> Given problem
Show each line from the listing that includes the word "persons".

> Records

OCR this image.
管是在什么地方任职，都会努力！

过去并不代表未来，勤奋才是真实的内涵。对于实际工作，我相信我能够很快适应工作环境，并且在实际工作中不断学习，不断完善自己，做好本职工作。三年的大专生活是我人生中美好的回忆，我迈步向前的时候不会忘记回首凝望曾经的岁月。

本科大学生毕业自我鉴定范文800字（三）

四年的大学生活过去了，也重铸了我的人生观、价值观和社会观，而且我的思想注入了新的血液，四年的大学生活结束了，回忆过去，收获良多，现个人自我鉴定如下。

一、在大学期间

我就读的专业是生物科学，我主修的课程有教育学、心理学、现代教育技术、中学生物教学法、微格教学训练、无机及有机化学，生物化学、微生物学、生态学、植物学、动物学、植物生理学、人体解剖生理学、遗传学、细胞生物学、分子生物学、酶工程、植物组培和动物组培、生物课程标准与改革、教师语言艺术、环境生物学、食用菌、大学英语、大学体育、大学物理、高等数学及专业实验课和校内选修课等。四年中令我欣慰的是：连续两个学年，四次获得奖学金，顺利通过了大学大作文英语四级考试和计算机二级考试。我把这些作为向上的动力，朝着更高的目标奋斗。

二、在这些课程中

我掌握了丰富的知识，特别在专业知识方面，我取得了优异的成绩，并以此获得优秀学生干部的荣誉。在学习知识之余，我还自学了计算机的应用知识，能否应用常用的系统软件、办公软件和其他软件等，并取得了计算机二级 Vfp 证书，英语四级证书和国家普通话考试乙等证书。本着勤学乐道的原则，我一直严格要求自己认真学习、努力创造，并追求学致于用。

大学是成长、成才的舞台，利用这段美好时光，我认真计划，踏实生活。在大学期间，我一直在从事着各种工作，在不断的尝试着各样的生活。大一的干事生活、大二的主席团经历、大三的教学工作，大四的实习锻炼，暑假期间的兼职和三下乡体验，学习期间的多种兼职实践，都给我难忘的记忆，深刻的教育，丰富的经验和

---

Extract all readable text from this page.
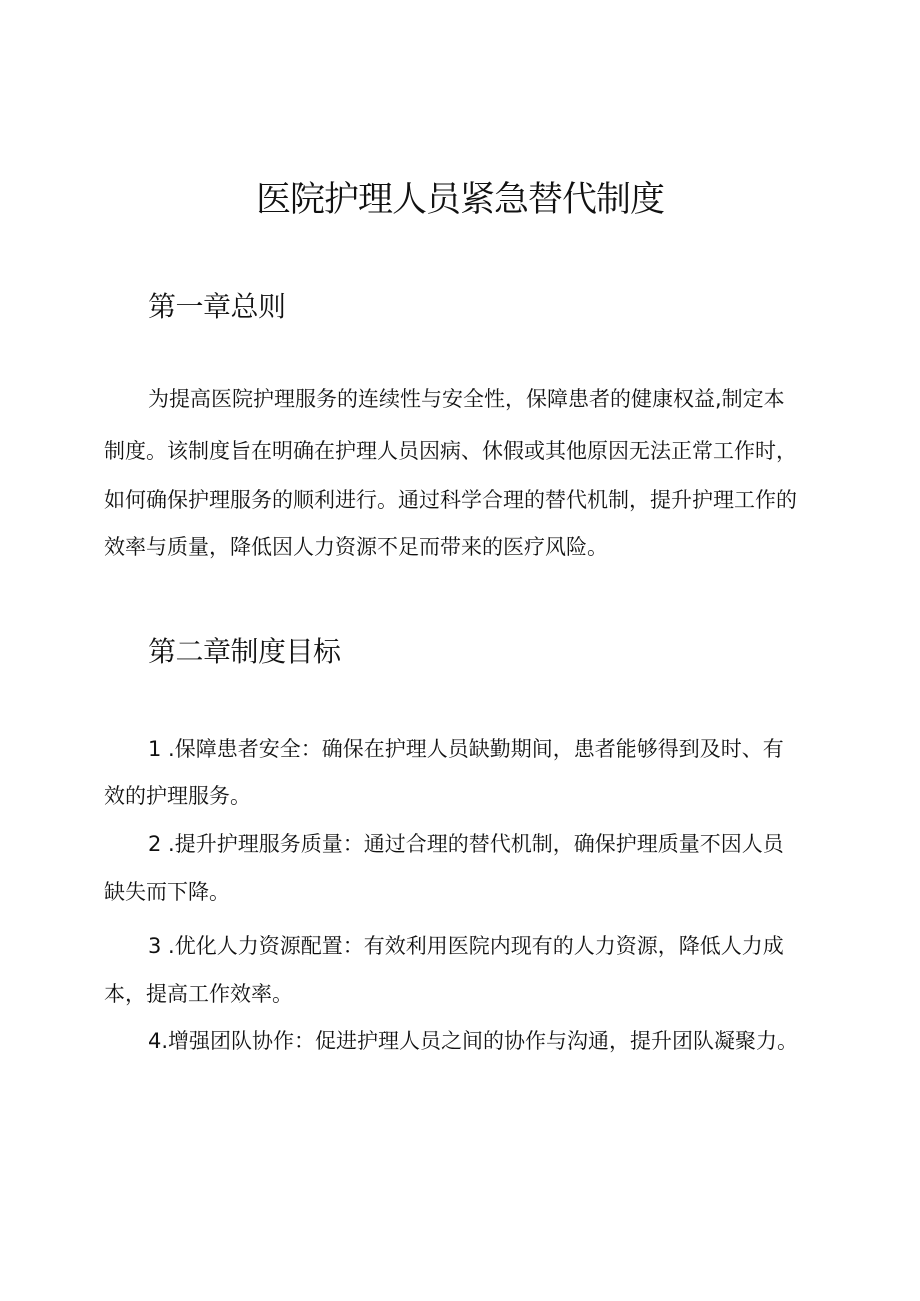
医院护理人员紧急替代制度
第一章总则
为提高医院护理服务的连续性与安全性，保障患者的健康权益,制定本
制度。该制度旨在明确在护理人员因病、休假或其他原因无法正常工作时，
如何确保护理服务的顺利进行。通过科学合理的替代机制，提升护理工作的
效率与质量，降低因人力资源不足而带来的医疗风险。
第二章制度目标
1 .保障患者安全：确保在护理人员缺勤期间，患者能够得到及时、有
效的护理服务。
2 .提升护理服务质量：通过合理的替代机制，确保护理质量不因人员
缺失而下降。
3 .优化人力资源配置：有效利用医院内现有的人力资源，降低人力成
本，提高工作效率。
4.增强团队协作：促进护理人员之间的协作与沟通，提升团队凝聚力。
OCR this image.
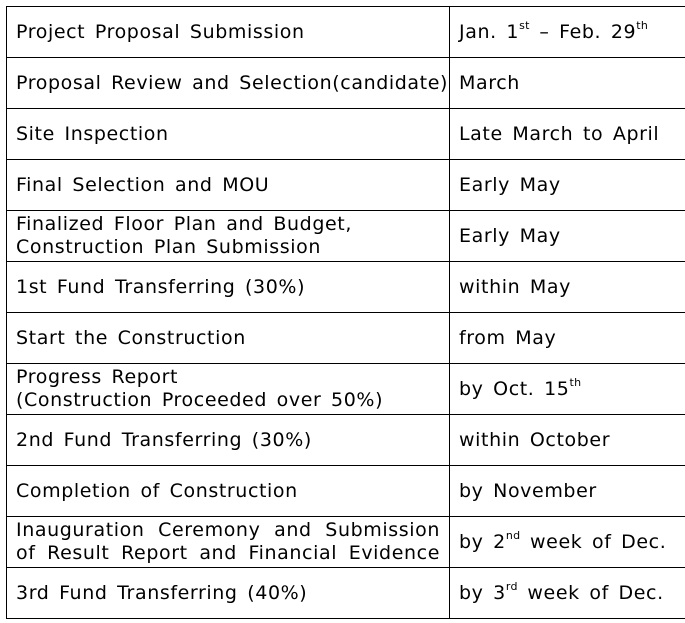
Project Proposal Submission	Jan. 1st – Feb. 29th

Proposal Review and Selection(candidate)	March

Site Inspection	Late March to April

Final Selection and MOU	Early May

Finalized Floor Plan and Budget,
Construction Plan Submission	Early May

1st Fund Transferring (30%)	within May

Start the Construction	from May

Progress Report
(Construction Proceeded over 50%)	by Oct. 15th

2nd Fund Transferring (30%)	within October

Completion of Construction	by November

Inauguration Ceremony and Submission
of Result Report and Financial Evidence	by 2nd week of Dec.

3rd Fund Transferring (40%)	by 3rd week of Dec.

--

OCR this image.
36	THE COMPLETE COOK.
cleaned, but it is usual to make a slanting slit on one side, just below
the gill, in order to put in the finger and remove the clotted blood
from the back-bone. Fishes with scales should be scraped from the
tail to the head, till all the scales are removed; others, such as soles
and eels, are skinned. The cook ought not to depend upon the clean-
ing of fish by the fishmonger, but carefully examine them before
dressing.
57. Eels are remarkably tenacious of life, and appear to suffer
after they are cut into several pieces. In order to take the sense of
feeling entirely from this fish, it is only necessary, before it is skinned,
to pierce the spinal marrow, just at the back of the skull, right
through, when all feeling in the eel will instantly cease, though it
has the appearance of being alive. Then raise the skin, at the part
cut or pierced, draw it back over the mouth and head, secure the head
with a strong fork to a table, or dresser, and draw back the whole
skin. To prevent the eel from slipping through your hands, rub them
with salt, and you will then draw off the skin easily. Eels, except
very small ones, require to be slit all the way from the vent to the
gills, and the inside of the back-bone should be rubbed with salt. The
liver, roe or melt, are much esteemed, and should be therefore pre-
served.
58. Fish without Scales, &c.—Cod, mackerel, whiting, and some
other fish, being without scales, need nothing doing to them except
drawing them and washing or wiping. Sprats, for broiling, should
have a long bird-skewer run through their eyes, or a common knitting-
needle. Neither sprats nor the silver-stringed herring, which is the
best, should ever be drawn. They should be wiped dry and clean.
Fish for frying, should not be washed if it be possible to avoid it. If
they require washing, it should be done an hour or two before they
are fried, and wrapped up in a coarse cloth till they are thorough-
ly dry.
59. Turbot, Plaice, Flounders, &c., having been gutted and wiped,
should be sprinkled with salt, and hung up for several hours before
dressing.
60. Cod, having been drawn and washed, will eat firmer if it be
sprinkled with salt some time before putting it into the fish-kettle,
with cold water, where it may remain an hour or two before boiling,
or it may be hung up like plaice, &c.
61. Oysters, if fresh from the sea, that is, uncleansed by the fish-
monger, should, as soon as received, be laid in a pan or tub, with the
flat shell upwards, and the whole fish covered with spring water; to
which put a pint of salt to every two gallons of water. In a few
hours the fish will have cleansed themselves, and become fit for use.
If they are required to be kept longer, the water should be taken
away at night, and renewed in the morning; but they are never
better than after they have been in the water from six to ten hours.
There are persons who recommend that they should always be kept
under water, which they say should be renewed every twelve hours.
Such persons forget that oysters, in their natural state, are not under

> Result for this exercise
There are persons who recommend that they should always be kept
Such persons forget that oysters, in their natural state, are not under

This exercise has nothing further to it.